### The data
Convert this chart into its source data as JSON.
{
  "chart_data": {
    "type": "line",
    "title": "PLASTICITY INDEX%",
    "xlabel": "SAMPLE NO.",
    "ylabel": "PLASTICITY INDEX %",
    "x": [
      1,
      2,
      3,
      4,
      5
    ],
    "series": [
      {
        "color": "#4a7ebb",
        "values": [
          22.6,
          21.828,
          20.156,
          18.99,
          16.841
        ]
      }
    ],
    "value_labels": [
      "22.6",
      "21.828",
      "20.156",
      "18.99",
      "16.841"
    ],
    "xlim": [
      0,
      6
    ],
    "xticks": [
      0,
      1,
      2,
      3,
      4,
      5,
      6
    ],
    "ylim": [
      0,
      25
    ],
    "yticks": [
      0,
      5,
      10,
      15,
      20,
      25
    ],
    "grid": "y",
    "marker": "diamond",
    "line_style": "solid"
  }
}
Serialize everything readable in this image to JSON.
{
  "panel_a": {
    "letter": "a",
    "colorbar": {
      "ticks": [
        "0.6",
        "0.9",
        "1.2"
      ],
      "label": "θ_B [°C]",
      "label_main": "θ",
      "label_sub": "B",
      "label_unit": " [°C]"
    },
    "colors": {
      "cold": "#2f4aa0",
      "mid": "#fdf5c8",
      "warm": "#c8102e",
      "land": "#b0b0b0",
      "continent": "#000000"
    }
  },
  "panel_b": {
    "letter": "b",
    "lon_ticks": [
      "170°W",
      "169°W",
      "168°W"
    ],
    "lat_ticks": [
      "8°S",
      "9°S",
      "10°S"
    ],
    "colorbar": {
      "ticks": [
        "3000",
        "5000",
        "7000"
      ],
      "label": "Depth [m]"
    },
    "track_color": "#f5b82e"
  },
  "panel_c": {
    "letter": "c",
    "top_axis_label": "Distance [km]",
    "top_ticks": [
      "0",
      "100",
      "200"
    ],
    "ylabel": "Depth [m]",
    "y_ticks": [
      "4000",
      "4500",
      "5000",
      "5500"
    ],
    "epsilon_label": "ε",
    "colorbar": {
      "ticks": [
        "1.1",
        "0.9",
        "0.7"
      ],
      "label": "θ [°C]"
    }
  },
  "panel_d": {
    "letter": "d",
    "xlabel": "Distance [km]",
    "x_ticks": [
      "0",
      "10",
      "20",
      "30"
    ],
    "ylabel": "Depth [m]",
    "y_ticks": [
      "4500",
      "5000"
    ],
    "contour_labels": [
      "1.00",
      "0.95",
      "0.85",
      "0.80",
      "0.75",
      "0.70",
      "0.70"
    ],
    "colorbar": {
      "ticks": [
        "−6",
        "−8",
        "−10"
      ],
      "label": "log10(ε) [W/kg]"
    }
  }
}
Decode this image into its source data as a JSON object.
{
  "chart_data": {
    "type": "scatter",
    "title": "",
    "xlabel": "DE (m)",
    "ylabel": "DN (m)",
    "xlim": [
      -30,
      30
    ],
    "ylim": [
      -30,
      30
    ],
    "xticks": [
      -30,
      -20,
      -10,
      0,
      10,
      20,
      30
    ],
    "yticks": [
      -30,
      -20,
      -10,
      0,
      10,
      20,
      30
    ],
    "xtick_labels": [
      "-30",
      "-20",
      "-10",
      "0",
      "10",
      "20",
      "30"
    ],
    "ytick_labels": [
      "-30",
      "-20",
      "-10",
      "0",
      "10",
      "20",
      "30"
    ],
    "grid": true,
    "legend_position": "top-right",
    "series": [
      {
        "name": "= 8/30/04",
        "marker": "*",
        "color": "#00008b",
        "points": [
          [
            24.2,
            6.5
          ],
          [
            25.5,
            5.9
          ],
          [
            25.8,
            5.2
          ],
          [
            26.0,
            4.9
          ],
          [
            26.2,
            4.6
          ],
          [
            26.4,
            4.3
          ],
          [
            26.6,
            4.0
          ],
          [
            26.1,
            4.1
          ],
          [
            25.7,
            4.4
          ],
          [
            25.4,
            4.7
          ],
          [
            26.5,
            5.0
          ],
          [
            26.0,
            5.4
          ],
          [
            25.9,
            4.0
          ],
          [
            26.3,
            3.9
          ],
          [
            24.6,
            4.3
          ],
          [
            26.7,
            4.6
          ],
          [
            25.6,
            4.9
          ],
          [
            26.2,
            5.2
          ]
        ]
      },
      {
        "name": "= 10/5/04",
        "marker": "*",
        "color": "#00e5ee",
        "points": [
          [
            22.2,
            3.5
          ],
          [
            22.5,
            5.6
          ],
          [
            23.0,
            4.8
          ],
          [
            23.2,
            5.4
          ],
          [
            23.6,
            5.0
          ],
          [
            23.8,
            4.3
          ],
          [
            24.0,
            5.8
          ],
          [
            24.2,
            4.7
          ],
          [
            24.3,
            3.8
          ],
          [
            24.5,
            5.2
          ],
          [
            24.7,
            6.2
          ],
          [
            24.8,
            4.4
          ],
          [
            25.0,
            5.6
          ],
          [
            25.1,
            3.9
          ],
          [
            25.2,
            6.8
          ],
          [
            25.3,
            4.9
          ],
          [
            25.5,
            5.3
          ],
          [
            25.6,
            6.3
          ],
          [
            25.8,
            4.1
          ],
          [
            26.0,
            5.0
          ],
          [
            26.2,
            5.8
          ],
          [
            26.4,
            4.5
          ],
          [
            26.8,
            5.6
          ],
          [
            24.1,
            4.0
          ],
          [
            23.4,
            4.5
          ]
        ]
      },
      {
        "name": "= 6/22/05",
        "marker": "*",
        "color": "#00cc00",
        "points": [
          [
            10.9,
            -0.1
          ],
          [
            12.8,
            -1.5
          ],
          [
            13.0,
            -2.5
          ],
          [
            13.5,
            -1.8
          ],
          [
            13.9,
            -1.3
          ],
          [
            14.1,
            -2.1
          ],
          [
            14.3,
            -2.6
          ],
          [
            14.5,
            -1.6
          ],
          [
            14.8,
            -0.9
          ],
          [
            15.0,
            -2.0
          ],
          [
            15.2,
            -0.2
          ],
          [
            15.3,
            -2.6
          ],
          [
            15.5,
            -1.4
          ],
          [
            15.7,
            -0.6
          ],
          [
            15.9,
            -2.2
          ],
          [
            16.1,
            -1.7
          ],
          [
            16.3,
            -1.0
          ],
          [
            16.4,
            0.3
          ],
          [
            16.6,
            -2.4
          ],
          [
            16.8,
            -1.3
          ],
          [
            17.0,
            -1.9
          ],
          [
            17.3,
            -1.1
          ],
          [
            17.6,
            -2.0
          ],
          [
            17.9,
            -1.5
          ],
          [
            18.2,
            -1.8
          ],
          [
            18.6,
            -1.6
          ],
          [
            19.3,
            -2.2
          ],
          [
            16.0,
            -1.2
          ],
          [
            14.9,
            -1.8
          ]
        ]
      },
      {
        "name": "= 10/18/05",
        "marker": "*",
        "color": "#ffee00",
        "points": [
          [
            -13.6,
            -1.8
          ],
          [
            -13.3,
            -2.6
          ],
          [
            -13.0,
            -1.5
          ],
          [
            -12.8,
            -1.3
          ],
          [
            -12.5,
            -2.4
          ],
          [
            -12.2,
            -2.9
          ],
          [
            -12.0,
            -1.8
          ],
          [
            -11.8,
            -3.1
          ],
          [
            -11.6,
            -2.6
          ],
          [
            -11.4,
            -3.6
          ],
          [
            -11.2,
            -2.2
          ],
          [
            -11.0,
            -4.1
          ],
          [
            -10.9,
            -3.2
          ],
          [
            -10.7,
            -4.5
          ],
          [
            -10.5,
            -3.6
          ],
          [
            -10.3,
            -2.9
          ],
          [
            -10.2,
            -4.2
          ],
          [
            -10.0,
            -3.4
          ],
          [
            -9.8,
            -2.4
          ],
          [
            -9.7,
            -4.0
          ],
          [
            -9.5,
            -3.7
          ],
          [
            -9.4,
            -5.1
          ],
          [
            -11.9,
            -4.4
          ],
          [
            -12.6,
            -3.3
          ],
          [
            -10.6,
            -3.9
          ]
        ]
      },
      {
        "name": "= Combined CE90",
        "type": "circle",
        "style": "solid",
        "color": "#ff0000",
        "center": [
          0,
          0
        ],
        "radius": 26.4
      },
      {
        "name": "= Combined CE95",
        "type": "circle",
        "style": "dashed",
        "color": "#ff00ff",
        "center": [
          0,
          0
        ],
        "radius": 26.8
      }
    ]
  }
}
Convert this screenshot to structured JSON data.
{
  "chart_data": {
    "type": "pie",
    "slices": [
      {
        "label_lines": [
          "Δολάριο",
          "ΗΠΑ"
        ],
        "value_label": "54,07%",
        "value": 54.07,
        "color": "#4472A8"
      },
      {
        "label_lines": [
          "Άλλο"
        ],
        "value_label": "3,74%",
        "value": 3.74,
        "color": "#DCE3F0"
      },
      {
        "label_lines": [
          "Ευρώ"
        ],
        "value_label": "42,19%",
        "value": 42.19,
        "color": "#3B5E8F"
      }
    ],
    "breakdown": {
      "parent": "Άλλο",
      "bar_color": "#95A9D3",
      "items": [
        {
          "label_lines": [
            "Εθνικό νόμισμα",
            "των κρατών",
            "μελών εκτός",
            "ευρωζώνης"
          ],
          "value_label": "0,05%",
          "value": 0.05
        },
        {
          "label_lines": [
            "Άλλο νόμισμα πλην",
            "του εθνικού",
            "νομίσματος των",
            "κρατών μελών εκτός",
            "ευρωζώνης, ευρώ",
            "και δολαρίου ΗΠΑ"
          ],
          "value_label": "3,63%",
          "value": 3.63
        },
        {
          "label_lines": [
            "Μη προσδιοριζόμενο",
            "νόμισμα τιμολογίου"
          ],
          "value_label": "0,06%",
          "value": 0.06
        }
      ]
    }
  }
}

### Written problem
Select, from the listing, all lines that include the word "this".

### Reply
Convert this chart into its source data as JSON.
Serialize everything readable in this image to JSON.
Decode this image into its source data as a JSON object.
Convert this screenshot to structured JSON data.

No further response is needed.